*Input rows*:
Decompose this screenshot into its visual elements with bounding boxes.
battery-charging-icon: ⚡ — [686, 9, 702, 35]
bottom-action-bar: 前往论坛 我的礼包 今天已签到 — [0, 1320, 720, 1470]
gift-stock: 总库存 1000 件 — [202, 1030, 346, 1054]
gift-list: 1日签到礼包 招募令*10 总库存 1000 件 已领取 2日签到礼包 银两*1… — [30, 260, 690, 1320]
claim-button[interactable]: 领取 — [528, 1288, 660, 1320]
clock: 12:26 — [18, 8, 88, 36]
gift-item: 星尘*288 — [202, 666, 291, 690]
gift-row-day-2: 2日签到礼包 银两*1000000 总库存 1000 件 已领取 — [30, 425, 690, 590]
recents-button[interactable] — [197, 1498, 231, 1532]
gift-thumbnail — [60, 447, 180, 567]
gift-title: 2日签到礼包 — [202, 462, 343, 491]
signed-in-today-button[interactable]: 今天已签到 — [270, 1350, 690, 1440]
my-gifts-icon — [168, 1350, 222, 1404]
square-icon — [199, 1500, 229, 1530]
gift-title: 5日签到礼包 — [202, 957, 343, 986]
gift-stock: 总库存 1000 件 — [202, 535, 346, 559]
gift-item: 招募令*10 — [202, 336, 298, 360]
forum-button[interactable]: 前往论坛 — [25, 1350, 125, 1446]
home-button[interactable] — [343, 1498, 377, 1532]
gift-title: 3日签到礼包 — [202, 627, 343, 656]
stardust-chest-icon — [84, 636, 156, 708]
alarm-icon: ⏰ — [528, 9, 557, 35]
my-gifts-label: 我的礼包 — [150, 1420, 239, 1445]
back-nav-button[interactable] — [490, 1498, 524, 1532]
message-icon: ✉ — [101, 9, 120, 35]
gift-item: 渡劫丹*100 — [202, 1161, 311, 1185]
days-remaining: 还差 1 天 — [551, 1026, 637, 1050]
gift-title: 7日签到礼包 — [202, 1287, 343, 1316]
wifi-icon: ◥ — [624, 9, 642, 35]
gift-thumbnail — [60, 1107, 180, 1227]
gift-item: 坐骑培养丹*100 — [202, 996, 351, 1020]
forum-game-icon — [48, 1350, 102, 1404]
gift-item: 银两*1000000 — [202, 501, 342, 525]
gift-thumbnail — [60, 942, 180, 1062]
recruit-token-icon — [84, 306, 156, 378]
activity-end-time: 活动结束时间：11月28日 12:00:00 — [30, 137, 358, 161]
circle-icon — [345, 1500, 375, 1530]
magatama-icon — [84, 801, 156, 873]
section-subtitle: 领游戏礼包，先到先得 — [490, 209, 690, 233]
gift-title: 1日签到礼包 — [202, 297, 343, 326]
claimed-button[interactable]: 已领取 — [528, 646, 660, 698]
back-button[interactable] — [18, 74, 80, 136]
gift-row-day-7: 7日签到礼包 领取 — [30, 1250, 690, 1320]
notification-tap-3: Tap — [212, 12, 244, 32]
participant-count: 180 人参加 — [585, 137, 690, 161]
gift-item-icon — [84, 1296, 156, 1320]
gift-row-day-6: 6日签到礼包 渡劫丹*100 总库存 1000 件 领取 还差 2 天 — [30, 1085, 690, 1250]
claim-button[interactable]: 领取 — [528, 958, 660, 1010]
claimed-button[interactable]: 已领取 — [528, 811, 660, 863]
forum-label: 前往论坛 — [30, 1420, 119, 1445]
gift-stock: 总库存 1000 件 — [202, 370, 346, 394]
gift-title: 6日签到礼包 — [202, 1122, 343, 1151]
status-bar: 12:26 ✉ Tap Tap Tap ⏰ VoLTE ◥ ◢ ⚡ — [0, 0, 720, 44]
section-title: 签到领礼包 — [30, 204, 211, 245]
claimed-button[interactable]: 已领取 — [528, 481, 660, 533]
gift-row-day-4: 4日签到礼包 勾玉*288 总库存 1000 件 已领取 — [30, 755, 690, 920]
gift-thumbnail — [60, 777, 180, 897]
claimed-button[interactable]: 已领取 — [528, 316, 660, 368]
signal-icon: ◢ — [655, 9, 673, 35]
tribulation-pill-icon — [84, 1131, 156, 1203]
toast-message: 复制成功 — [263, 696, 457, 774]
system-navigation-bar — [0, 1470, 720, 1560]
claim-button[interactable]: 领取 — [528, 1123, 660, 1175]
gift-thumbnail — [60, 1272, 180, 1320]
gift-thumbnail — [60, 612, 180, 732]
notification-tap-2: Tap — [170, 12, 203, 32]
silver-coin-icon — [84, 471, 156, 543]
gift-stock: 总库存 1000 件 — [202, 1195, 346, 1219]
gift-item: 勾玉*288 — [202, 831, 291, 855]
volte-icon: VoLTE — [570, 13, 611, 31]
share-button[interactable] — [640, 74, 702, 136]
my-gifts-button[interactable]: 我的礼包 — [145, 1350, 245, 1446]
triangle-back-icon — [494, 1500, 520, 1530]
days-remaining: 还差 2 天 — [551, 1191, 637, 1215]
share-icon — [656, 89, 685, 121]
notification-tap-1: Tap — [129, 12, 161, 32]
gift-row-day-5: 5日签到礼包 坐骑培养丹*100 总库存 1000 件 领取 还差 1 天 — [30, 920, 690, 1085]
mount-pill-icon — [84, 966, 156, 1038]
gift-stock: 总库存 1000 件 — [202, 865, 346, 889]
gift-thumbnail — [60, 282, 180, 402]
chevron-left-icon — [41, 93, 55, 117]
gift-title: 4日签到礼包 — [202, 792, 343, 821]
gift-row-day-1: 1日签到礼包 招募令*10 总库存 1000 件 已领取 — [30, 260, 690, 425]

*Written exercise*:
Update the items above by changing every "gift-stock" to "gift-inventory", keeping everything else the same.

*Reply*:
Decompose this screenshot into its visual elements with bounding boxes.
battery-charging-icon: ⚡ — [686, 9, 702, 35]
bottom-action-bar: 前往论坛 我的礼包 今天已签到 — [0, 1320, 720, 1470]
gift-inventory: 总库存 1000 件 — [202, 1030, 346, 1054]
gift-list: 1日签到礼包 招募令*10 总库存 1000 件 已领取 2日签到礼包 银两*1… — [30, 260, 690, 1320]
claim-button[interactable]: 领取 — [528, 1288, 660, 1320]
clock: 12:26 — [18, 8, 88, 36]
gift-item: 星尘*288 — [202, 666, 291, 690]
gift-row-day-2: 2日签到礼包 银两*1000000 总库存 1000 件 已领取 — [30, 425, 690, 590]
recents-button[interactable] — [197, 1498, 231, 1532]
gift-thumbnail — [60, 447, 180, 567]
gift-title: 2日签到礼包 — [202, 462, 343, 491]
signed-in-today-button[interactable]: 今天已签到 — [270, 1350, 690, 1440]
my-gifts-icon — [168, 1350, 222, 1404]
square-icon — [199, 1500, 229, 1530]
gift-title: 5日签到礼包 — [202, 957, 343, 986]
gift-inventory: 总库存 1000 件 — [202, 535, 346, 559]
gift-item: 招募令*10 — [202, 336, 298, 360]
forum-button[interactable]: 前往论坛 — [25, 1350, 125, 1446]
home-button[interactable] — [343, 1498, 377, 1532]
gift-title: 3日签到礼包 — [202, 627, 343, 656]
stardust-chest-icon — [84, 636, 156, 708]
alarm-icon: ⏰ — [528, 9, 557, 35]
my-gifts-label: 我的礼包 — [150, 1420, 239, 1445]
back-nav-button[interactable] — [490, 1498, 524, 1532]
message-icon: ✉ — [101, 9, 120, 35]
gift-item: 渡劫丹*100 — [202, 1161, 311, 1185]
days-remaining: 还差 1 天 — [551, 1026, 637, 1050]
gift-title: 7日签到礼包 — [202, 1287, 343, 1316]
wifi-icon: ◥ — [624, 9, 642, 35]
gift-thumbnail — [60, 1107, 180, 1227]
gift-item: 坐骑培养丹*100 — [202, 996, 351, 1020]
forum-game-icon — [48, 1350, 102, 1404]
gift-item: 银两*1000000 — [202, 501, 342, 525]
gift-thumbnail — [60, 942, 180, 1062]
recruit-token-icon — [84, 306, 156, 378]
activity-end-time: 活动结束时间：11月28日 12:00:00 — [30, 137, 358, 161]
circle-icon — [345, 1500, 375, 1530]
magatama-icon — [84, 801, 156, 873]
section-subtitle: 领游戏礼包，先到先得 — [490, 209, 690, 233]
gift-title: 1日签到礼包 — [202, 297, 343, 326]
claimed-button[interactable]: 已领取 — [528, 646, 660, 698]
back-button[interactable] — [18, 74, 80, 136]
gift-row-day-7: 7日签到礼包 领取 — [30, 1250, 690, 1320]
notification-tap-3: Tap — [212, 12, 244, 32]
participant-count: 180 人参加 — [585, 137, 690, 161]
gift-item-icon — [84, 1296, 156, 1320]
gift-row-day-6: 6日签到礼包 渡劫丹*100 总库存 1000 件 领取 还差 2 天 — [30, 1085, 690, 1250]
claim-button[interactable]: 领取 — [528, 958, 660, 1010]
claimed-button[interactable]: 已领取 — [528, 811, 660, 863]
forum-label: 前往论坛 — [30, 1420, 119, 1445]
gift-inventory: 总库存 1000 件 — [202, 370, 346, 394]
gift-title: 6日签到礼包 — [202, 1122, 343, 1151]
status-bar: 12:26 ✉ Tap Tap Tap ⏰ VoLTE ◥ ◢ ⚡ — [0, 0, 720, 44]
section-title: 签到领礼包 — [30, 204, 211, 245]
claimed-button[interactable]: 已领取 — [528, 481, 660, 533]
gift-row-day-4: 4日签到礼包 勾玉*288 总库存 1000 件 已领取 — [30, 755, 690, 920]
gift-thumbnail — [60, 777, 180, 897]
claimed-button[interactable]: 已领取 — [528, 316, 660, 368]
signal-icon: ◢ — [655, 9, 673, 35]
tribulation-pill-icon — [84, 1131, 156, 1203]
toast-message: 复制成功 — [263, 696, 457, 774]
system-navigation-bar — [0, 1470, 720, 1560]
claim-button[interactable]: 领取 — [528, 1123, 660, 1175]
gift-thumbnail — [60, 1272, 180, 1320]
gift-thumbnail — [60, 612, 180, 732]
notification-tap-2: Tap — [170, 12, 203, 32]
silver-coin-icon — [84, 471, 156, 543]
gift-inventory: 总库存 1000 件 — [202, 1195, 346, 1219]
gift-item: 勾玉*288 — [202, 831, 291, 855]
volte-icon: VoLTE — [570, 13, 611, 31]
share-button[interactable] — [640, 74, 702, 136]
my-gifts-button[interactable]: 我的礼包 — [145, 1350, 245, 1446]
triangle-back-icon — [494, 1500, 520, 1530]
days-remaining: 还差 2 天 — [551, 1191, 637, 1215]
share-icon — [656, 89, 685, 121]
notification-tap-1: Tap — [129, 12, 161, 32]
gift-row-day-5: 5日签到礼包 坐骑培养丹*100 总库存 1000 件 领取 还差 1 天 — [30, 920, 690, 1085]
mount-pill-icon — [84, 966, 156, 1038]
gift-inventory: 总库存 1000 件 — [202, 865, 346, 889]
gift-thumbnail — [60, 282, 180, 402]
chevron-left-icon — [41, 93, 55, 117]
gift-title: 4日签到礼包 — [202, 792, 343, 821]
gift-row-day-1: 1日签到礼包 招募令*10 总库存 1000 件 已领取 — [30, 260, 690, 425]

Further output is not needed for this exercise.